*AIM*: Identify the lines containing the word "Traffic". Copy each one.

*INFORMATION SHOWN*:
◇ ◇ ◇ ◇
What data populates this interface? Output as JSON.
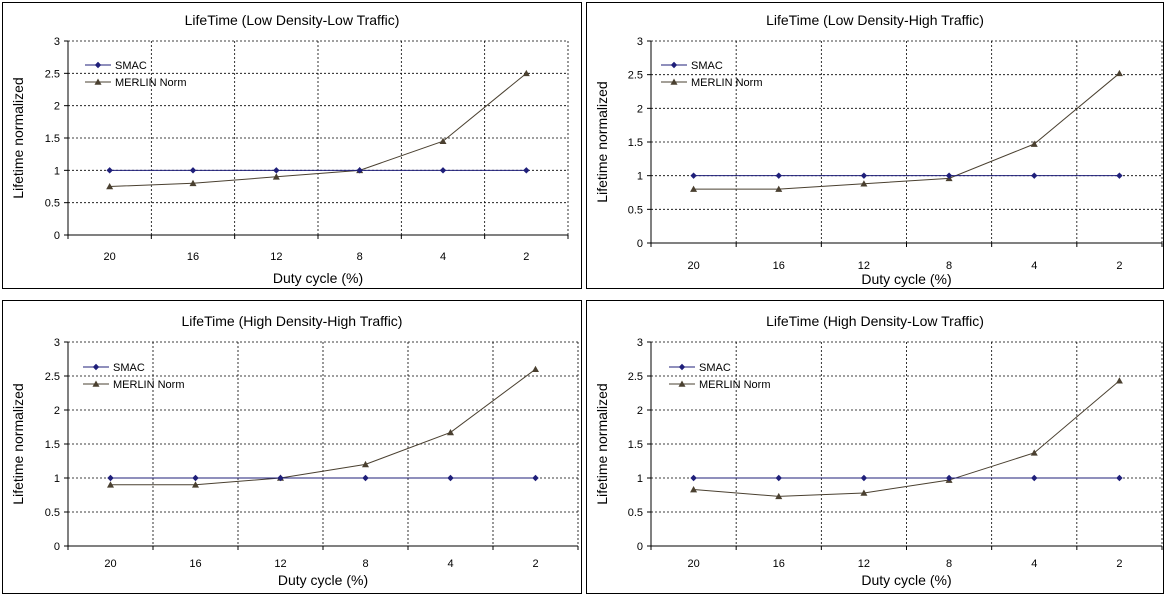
{
  "chart_data": [
    {
      "type": "line",
      "title": "LifeTime (Low Density-Low Traffic)",
      "xlabel": "Duty cycle (%)",
      "ylabel": "Lifetime normalized",
      "categories": [
        "20",
        "16",
        "12",
        "8",
        "4",
        "2"
      ],
      "ylim": [
        0,
        3
      ],
      "yticks": [
        "0",
        "0.5",
        "1",
        "1.5",
        "2",
        "2.5",
        "3"
      ],
      "grid": true,
      "legend_position": "top-left",
      "series": [
        {
          "name": "SMAC",
          "values": [
            1,
            1,
            1,
            1,
            1,
            1
          ],
          "color": "#1f1f7a",
          "marker": "diamond"
        },
        {
          "name": "MERLIN Norm",
          "values": [
            0.75,
            0.8,
            0.9,
            1.0,
            1.45,
            2.5
          ],
          "color": "#4a4030",
          "marker": "triangle"
        }
      ]
    },
    {
      "type": "line",
      "title": "LifeTime (Low Density-High Traffic)",
      "xlabel": "Duty cycle (%)",
      "ylabel": "Lifetime normalized",
      "categories": [
        "20",
        "16",
        "12",
        "8",
        "4",
        "2"
      ],
      "ylim": [
        0,
        3
      ],
      "yticks": [
        "0",
        "0.5",
        "1",
        "1.5",
        "2",
        "2.5",
        "3"
      ],
      "grid": true,
      "legend_position": "top-left",
      "series": [
        {
          "name": "SMAC",
          "values": [
            1,
            1,
            1,
            1,
            1,
            1
          ],
          "color": "#1f1f7a",
          "marker": "diamond"
        },
        {
          "name": "MERLIN Norm",
          "values": [
            0.8,
            0.8,
            0.88,
            0.96,
            1.47,
            2.52
          ],
          "color": "#4a4030",
          "marker": "triangle"
        }
      ]
    },
    {
      "type": "line",
      "title": "LifeTime (High Density-High Traffic)",
      "xlabel": "Duty cycle (%)",
      "ylabel": "Lifetime normalized",
      "categories": [
        "20",
        "16",
        "12",
        "8",
        "4",
        "2"
      ],
      "ylim": [
        0,
        3
      ],
      "yticks": [
        "0",
        "0.5",
        "1",
        "1.5",
        "2",
        "2.5",
        "3"
      ],
      "grid": true,
      "legend_position": "top-left",
      "series": [
        {
          "name": "SMAC",
          "values": [
            1,
            1,
            1,
            1,
            1,
            1
          ],
          "color": "#1f1f7a",
          "marker": "diamond"
        },
        {
          "name": "MERLIN Norm",
          "values": [
            0.9,
            0.9,
            1.0,
            1.2,
            1.67,
            2.6
          ],
          "color": "#4a4030",
          "marker": "triangle"
        }
      ]
    },
    {
      "type": "line",
      "title": "LifeTime (High Density-Low Traffic)",
      "xlabel": "Duty cycle (%)",
      "ylabel": "Lifetime normalized",
      "categories": [
        "20",
        "16",
        "12",
        "8",
        "4",
        "2"
      ],
      "ylim": [
        0,
        3
      ],
      "yticks": [
        "0",
        "0.5",
        "1",
        "1.5",
        "2",
        "2.5",
        "3"
      ],
      "grid": true,
      "legend_position": "top-left",
      "series": [
        {
          "name": "SMAC",
          "values": [
            1,
            1,
            1,
            1,
            1,
            1
          ],
          "color": "#1f1f7a",
          "marker": "diamond"
        },
        {
          "name": "MERLIN Norm",
          "values": [
            0.83,
            0.73,
            0.78,
            0.97,
            1.37,
            2.43
          ],
          "color": "#4a4030",
          "marker": "triangle"
        }
      ]
    }
  ]
}
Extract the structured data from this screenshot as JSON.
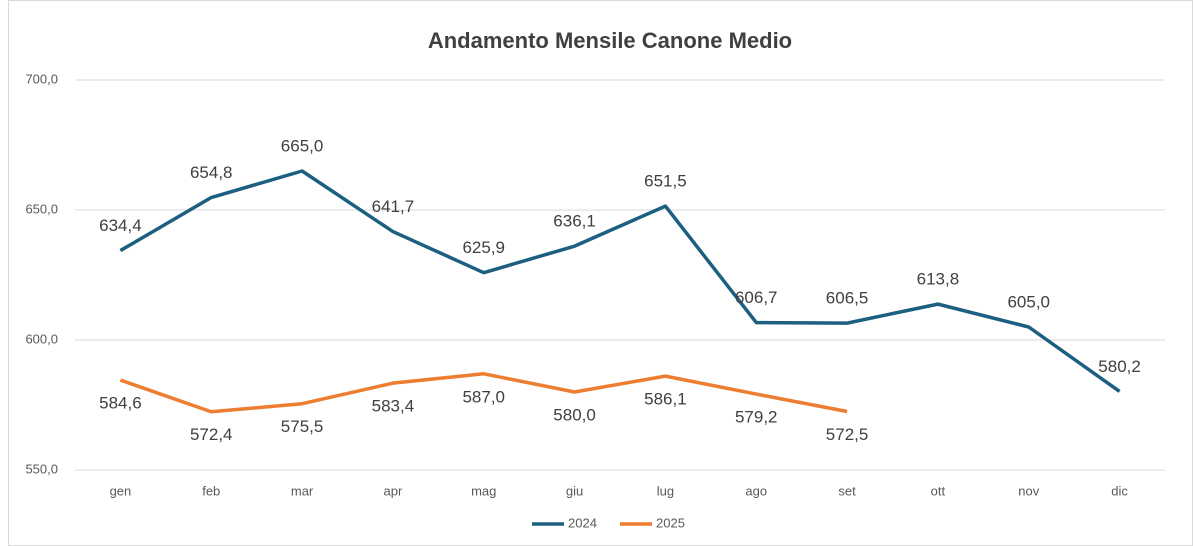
◇ ◇ ◇ ◇
*WRITTEN SOLUTION*:
      "title": "LifeTime (Low Density-Low Traffic)",
      "title": "LifeTime (Low Density-High Traffic)",
      "title": "LifeTime (High Density-High Traffic)",
      "title": "LifeTime (High Density-Low Traffic)",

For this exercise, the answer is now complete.